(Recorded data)
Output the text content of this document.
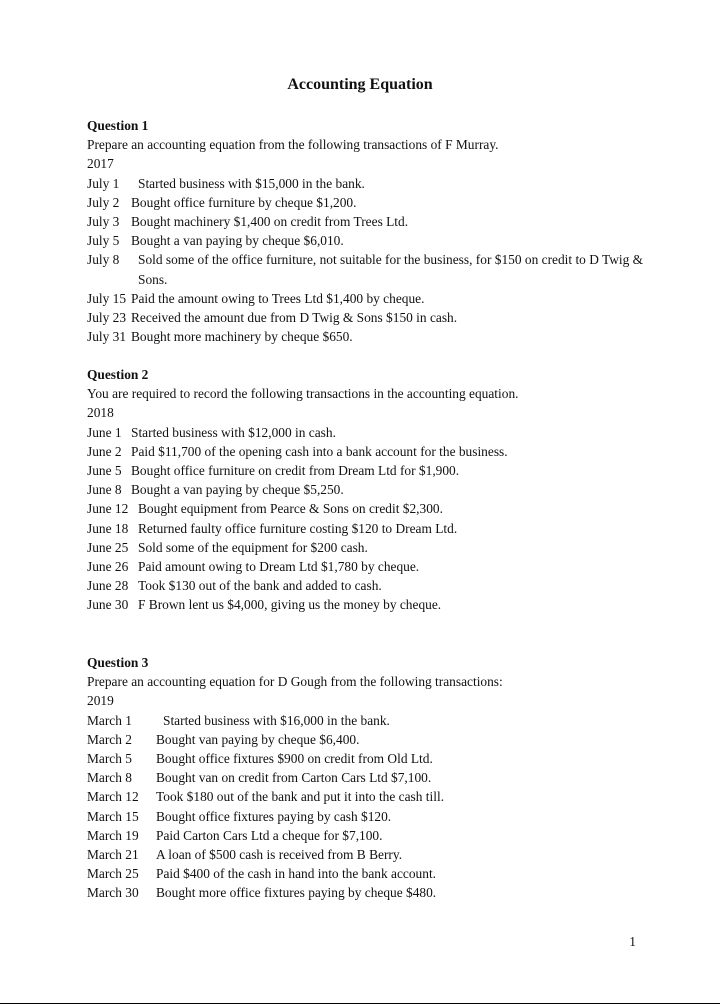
Accounting Equation
Question 1
Prepare an accounting equation from the following transactions of F Murray.
2017
July 1	Started business with $15,000 in the bank.
July 2 Bought office furniture by cheque $1,200.
July 3 Bought machinery $1,400 on credit from Trees Ltd.
July 5 Bought a van paying by cheque $6,010.
July 8	Sold some of the office furniture, not suitable for the business, for $150 on credit to D Twig & Sons.
July 15 Paid the amount owing to Trees Ltd $1,400 by cheque.
July 23 Received the amount due from D Twig & Sons $150 in cash.
July 31 Bought more machinery by cheque $650.
Question 2
You are required to record the following transactions in the accounting equation.
2018
June 1 Started business with $12,000 in cash.
June 2 Paid $11,700 of the opening cash into a bank account for the business.
June 5 Bought office furniture on credit from Dream Ltd for $1,900.
June 8 Bought a van paying by cheque $5,250.
June 12 Bought equipment from Pearce & Sons on credit $2,300.
June 18 Returned faulty office furniture costing $120 to Dream Ltd.
June 25 Sold some of the equipment for $200 cash.
June 26 Paid amount owing to Dream Ltd $1,780 by cheque.
June 28 Took $130 out of the bank and added to cash.
June 30 F Brown lent us $4,000, giving us the money by cheque.
Question 3
Prepare an accounting equation for D Gough from the following transactions:
2019
March 1	Started business with $16,000 in the bank.
March 2	Bought van paying by cheque $6,400.
March 5	Bought office fixtures $900 on credit from Old Ltd.
March 8	Bought van on credit from Carton Cars Ltd $7,100.
March 12	Took $180 out of the bank and put it into the cash till.
March 15	Bought office fixtures paying by cash $120.
March 19	Paid Carton Cars Ltd a cheque for $7,100.
March 21	A loan of $500 cash is received from B Berry.
March 25	Paid $400 of the cash in hand into the bank account.
March 30	Bought more office fixtures paying by cheque $480.
1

Task description: Take the entries shown above and quote them verbatim, passing over the pictures.

Solution to this exercise:
Output the text content of this document.
Accounting Equation
Question 1
Prepare an accounting equation from the following transactions of F Murray.
2017
July 1	Started business with $15,000 in the bank.
July 2 Bought office furniture by cheque $1,200.
July 3 Bought machinery $1,400 on credit from Trees Ltd.
July 5 Bought a van paying by cheque $6,010.
July 8	Sold some of the office furniture, not suitable for the business, for $150 on credit to D Twig & Sons.
July 15 Paid the amount owing to Trees Ltd $1,400 by cheque.
July 23 Received the amount due from D Twig & Sons $150 in cash.
July 31 Bought more machinery by cheque $650.
Question 2
You are required to record the following transactions in the accounting equation.
2018
June 1 Started business with $12,000 in cash.
June 2 Paid $11,700 of the opening cash into a bank account for the business.
June 5 Bought office furniture on credit from Dream Ltd for $1,900.
June 8 Bought a van paying by cheque $5,250.
June 12 Bought equipment from Pearce & Sons on credit $2,300.
June 18 Returned faulty office furniture costing $120 to Dream Ltd.
June 25 Sold some of the equipment for $200 cash.
June 26 Paid amount owing to Dream Ltd $1,780 by cheque.
June 28 Took $130 out of the bank and added to cash.
June 30 F Brown lent us $4,000, giving us the money by cheque.
Question 3
Prepare an accounting equation for D Gough from the following transactions:
2019
March 1	Started business with $16,000 in the bank.
March 2	Bought van paying by cheque $6,400.
March 5	Bought office fixtures $900 on credit from Old Ltd.
March 8	Bought van on credit from Carton Cars Ltd $7,100.
March 12	Took $180 out of the bank and put it into the cash till.
March 15	Bought office fixtures paying by cash $120.
March 19	Paid Carton Cars Ltd a cheque for $7,100.
March 21	A loan of $500 cash is received from B Berry.
March 25	Paid $400 of the cash in hand into the bank account.
March 30	Bought more office fixtures paying by cheque $480.
1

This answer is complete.